--- start Data for the task ---

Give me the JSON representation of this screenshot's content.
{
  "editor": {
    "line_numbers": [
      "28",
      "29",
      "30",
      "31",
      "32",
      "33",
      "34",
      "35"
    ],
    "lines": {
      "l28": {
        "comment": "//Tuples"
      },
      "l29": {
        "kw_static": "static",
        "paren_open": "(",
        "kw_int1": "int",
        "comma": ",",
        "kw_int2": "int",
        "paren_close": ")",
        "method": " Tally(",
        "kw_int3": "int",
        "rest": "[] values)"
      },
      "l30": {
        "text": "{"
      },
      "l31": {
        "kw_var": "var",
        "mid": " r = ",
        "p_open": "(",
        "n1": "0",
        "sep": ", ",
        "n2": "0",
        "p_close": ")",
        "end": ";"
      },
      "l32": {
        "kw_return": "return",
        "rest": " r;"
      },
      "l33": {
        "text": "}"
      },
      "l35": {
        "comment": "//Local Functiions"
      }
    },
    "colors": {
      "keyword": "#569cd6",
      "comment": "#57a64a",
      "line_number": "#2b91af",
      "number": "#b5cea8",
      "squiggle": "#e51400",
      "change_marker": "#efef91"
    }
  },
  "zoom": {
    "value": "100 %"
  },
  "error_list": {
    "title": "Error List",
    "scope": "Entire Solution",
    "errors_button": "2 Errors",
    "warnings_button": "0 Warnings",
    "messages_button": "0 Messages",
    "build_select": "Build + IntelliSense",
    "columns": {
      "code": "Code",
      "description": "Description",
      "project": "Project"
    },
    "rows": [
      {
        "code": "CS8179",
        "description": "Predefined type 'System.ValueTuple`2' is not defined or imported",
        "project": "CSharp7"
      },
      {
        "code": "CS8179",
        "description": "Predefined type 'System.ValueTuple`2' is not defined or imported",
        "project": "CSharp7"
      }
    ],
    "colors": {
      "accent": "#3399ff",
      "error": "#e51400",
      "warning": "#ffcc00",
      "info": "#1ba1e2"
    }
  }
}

--- end Data for the task ---

• _The request_
Each record above should be returned exactly as it appears.

• _Solution_
Give me the JSON representation of this screenshot's content.
{
  "editor": {
    "line_numbers": [
      "28",
      "29",
      "30",
      "31",
      "32",
      "33",
      "34",
      "35"
    ],
    "lines": {
      "l28": {
        "comment": "//Tuples"
      },
      "l29": {
        "kw_static": "static",
        "paren_open": "(",
        "kw_int1": "int",
        "comma": ",",
        "kw_int2": "int",
        "paren_close": ")",
        "method": " Tally(",
        "kw_int3": "int",
        "rest": "[] values)"
      },
      "l30": {
        "text": "{"
      },
      "l31": {
        "kw_var": "var",
        "mid": " r = ",
        "p_open": "(",
        "n1": "0",
        "sep": ", ",
        "n2": "0",
        "p_close": ")",
        "end": ";"
      },
      "l32": {
        "kw_return": "return",
        "rest": " r;"
      },
      "l33": {
        "text": "}"
      },
      "l35": {
        "comment": "//Local Functiions"
      }
    },
    "colors": {
      "keyword": "#569cd6",
      "comment": "#57a64a",
      "line_number": "#2b91af",
      "number": "#b5cea8",
      "squiggle": "#e51400",
      "change_marker": "#efef91"
    }
  },
  "zoom": {
    "value": "100 %"
  },
  "error_list": {
    "title": "Error List",
    "scope": "Entire Solution",
    "errors_button": "2 Errors",
    "warnings_button": "0 Warnings",
    "messages_button": "0 Messages",
    "build_select": "Build + IntelliSense",
    "columns": {
      "code": "Code",
      "description": "Description",
      "project": "Project"
    },
    "rows": [
      {
        "code": "CS8179",
        "description": "Predefined type 'System.ValueTuple`2' is not defined or imported",
        "project": "CSharp7"
      },
      {
        "code": "CS8179",
        "description": "Predefined type 'System.ValueTuple`2' is not defined or imported",
        "project": "CSharp7"
      }
    ],
    "colors": {
      "accent": "#3399ff",
      "error": "#e51400",
      "warning": "#ffcc00",
      "info": "#1ba1e2"
    }
  }
}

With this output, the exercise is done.